INFORMATION SHOWN ::
◇ ◇ ◇ ◇
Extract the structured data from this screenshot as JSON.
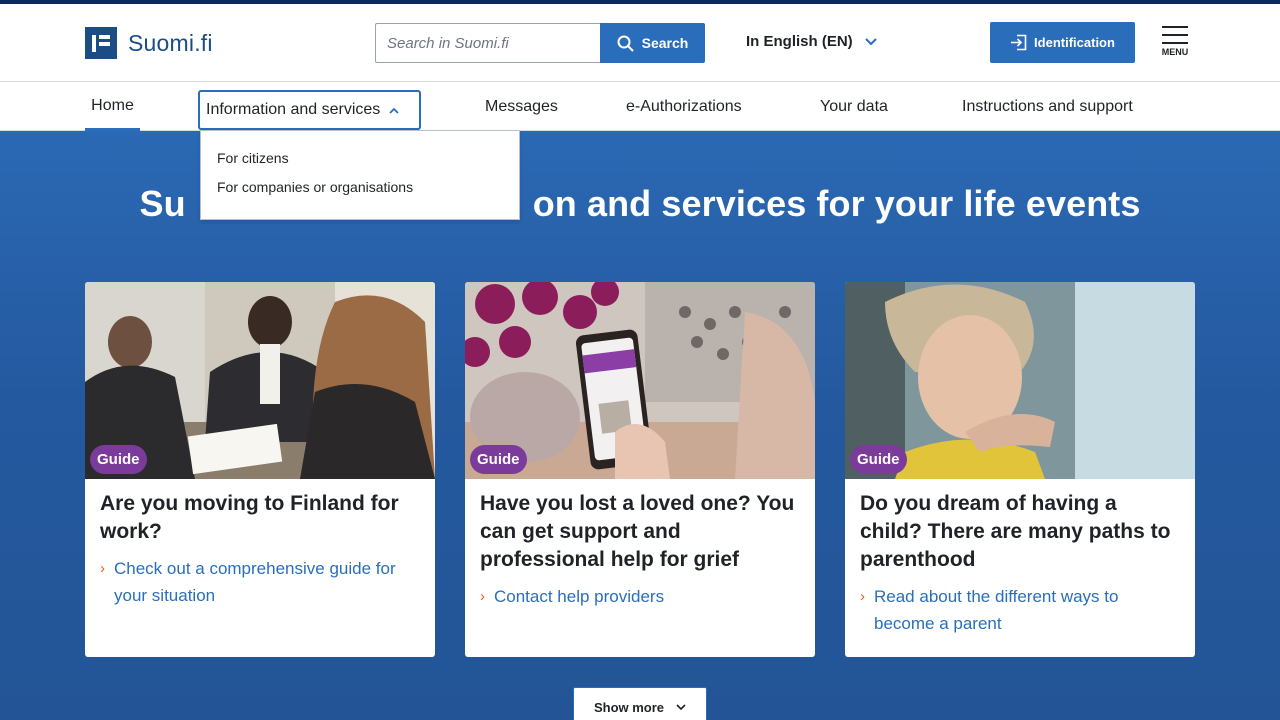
{
  "header": {
    "logo_text": "Suomi.fi",
    "search": {
      "placeholder": "Search in Suomi.fi",
      "button_label": "Search"
    },
    "language": "In English (EN)",
    "identification_label": "Identification",
    "menu_label": "MENU"
  },
  "nav": {
    "items": [
      {
        "label": "Home",
        "active": true
      },
      {
        "label": "Information and services",
        "expanded": true
      },
      {
        "label": "Messages"
      },
      {
        "label": "e-Authorizations"
      },
      {
        "label": "Your data"
      },
      {
        "label": "Instructions and support"
      }
    ],
    "dropdown": [
      "For citizens",
      "For companies or organisations"
    ]
  },
  "hero": {
    "title_left": "Su",
    "title_right": "on and services for your life events"
  },
  "cards": [
    {
      "badge": "Guide",
      "title": "Are you moving to Finland for work?",
      "link": "Check out a comprehensive guide for your situation"
    },
    {
      "badge": "Guide",
      "title": "Have you lost a loved one? You can get support and professional help for grief",
      "link": "Contact help providers"
    },
    {
      "badge": "Guide",
      "title": "Do you dream of having a child? There are many paths to parenthood",
      "link": "Read about the different ways to become a parent"
    }
  ],
  "show_more_label": "Show more",
  "colors": {
    "primary": "#2a6ebb",
    "brand_dark": "#1a4d86",
    "hero_bg": "#24599f",
    "guide_badge": "#7a3b9a",
    "link_arrow": "#e0601e"
  }
}
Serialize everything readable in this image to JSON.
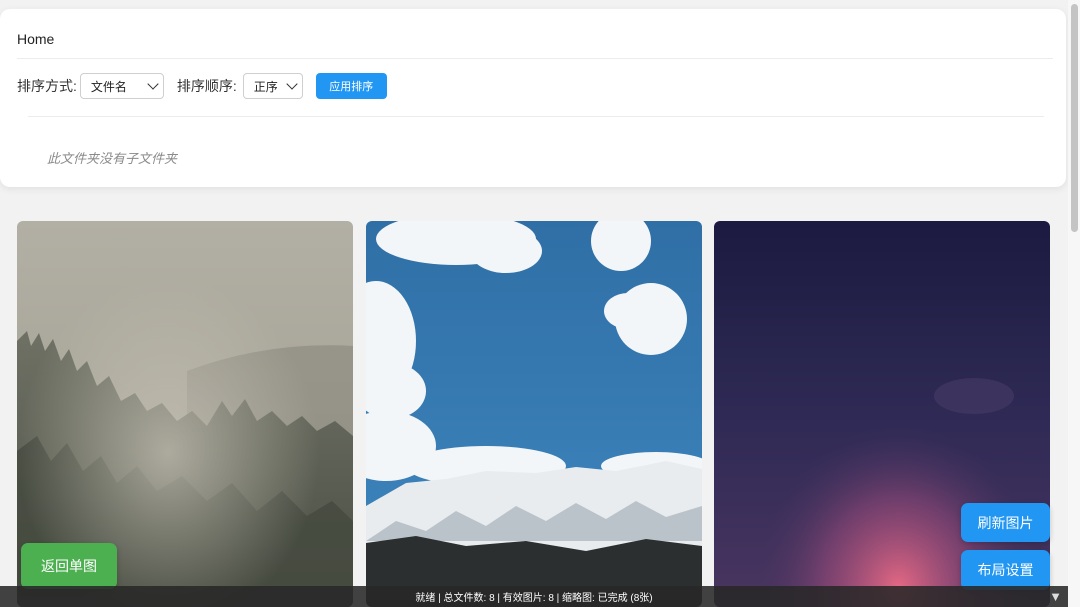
{
  "breadcrumb": "Home",
  "sort": {
    "sort_by_label": "排序方式:",
    "sort_by_value": "文件名",
    "order_label": "排序顺序:",
    "order_value": "正序",
    "apply_label": "应用排序"
  },
  "subfolders": {
    "empty_message": "此文件夹没有子文件夹"
  },
  "gallery": {
    "images": [
      {
        "subject": "foggy forest"
      },
      {
        "subject": "blue sky with snowy mountain"
      },
      {
        "subject": "dusk sky with pink glow"
      }
    ]
  },
  "buttons": {
    "back": "返回单图",
    "refresh": "刷新图片",
    "layout": "布局设置"
  },
  "status": {
    "text": "就绪 | 总文件数: 8 | 有效图片: 8 | 缩略图: 已完成 (8张)",
    "toggle_icon": "▼"
  },
  "colors": {
    "accent": "#2196f3",
    "success": "#4caf50"
  }
}
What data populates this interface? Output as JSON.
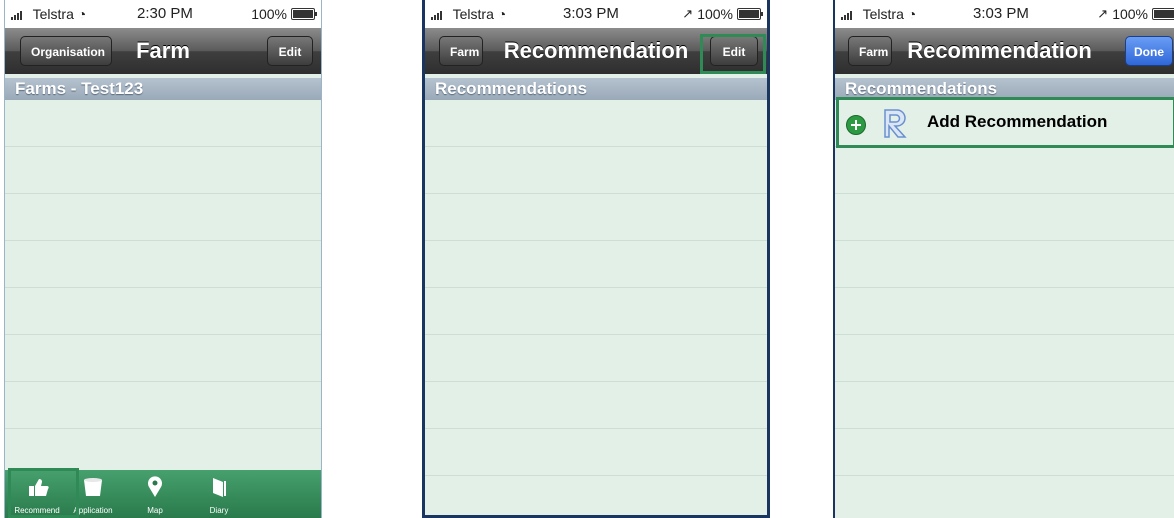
{
  "screens": [
    {
      "status": {
        "carrier": "Telstra",
        "time": "2:30 PM",
        "battery": "100%"
      },
      "nav": {
        "back_label": "Organisation",
        "title": "Farm",
        "right_label": "Edit"
      },
      "section_header": "Farms - Test123",
      "tabbar": {
        "items": [
          {
            "label": "Recommend",
            "icon": "thumbs-up-icon"
          },
          {
            "label": "Application",
            "icon": "bucket-icon"
          },
          {
            "label": "Map",
            "icon": "map-pin-icon"
          },
          {
            "label": "Diary",
            "icon": "book-icon"
          }
        ]
      }
    },
    {
      "status": {
        "carrier": "Telstra",
        "time": "3:03 PM",
        "battery": "100%"
      },
      "nav": {
        "back_label": "Farm",
        "title": "Recommendation",
        "right_label": "Edit"
      },
      "section_header": "Recommendations"
    },
    {
      "status": {
        "carrier": "Telstra",
        "time": "3:03 PM",
        "battery": "100%"
      },
      "nav": {
        "back_label": "Farm",
        "title": "Recommendation",
        "right_label": "Done"
      },
      "section_header": "Recommendations",
      "add_row": {
        "label": "Add Recommendation",
        "icon": "recommendation-r-icon"
      }
    }
  ],
  "colors": {
    "highlight": "#2f8a56",
    "done_button": "#3b77e6",
    "list_background": "#e2f0e7",
    "tabbar": "#2a7a4c"
  }
}
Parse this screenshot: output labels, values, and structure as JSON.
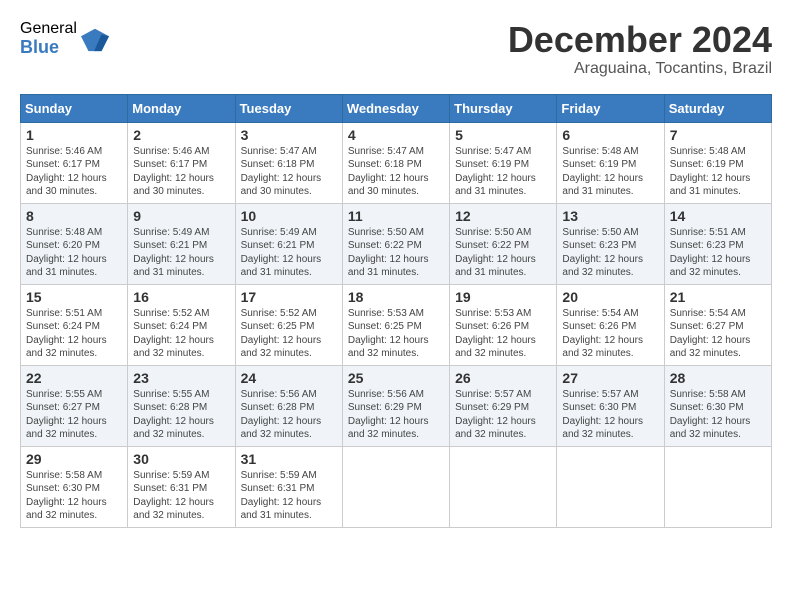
◇ ◇ ◇ ◇
AIM ::
Above are the records. Copy every line in them holding "with".

EXERCISE SOLUTION ::
        "subject": "blue sky with snowy mountain"
        "subject": "dusk sky with pink glow"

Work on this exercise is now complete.